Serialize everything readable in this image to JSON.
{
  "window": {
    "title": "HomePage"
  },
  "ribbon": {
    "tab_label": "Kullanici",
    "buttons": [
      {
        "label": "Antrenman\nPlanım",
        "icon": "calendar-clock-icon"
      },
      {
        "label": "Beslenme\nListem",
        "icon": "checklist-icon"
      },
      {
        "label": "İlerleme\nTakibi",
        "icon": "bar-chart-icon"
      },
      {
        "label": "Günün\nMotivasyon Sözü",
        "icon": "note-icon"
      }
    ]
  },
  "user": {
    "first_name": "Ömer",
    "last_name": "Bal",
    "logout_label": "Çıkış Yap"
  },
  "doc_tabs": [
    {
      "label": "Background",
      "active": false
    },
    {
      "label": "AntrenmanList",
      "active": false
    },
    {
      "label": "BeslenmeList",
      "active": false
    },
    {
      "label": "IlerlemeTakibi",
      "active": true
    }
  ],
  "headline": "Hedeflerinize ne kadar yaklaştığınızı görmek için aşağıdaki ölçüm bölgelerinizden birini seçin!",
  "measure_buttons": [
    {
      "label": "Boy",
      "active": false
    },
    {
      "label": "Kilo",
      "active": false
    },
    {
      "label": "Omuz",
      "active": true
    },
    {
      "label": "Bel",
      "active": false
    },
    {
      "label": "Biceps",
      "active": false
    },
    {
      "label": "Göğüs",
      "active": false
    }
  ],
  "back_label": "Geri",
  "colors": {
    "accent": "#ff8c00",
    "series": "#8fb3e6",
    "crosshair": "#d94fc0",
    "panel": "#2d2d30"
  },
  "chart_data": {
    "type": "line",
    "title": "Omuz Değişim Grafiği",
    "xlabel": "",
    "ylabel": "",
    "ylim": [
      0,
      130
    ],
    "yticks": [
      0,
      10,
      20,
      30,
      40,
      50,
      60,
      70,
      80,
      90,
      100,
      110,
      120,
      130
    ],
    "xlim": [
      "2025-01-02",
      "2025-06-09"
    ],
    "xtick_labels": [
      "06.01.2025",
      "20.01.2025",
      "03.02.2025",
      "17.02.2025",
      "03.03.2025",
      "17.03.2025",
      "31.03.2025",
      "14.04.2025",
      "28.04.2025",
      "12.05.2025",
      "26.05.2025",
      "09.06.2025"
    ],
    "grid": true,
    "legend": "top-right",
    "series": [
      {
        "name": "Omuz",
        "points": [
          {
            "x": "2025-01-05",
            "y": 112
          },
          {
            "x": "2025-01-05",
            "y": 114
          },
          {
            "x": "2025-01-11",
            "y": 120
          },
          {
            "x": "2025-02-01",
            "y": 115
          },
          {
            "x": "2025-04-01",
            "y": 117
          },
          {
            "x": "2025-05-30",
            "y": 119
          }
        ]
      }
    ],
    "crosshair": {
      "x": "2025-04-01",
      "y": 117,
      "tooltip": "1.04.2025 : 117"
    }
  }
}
########################################
◆ **Objective**: Pick out all the lines with the word "icon" in them and copy them.

◆ **Complete response**:
        "icon": "calendar-clock-icon"
        "icon": "checklist-icon"
        "icon": "bar-chart-icon"
        "icon": "note-icon"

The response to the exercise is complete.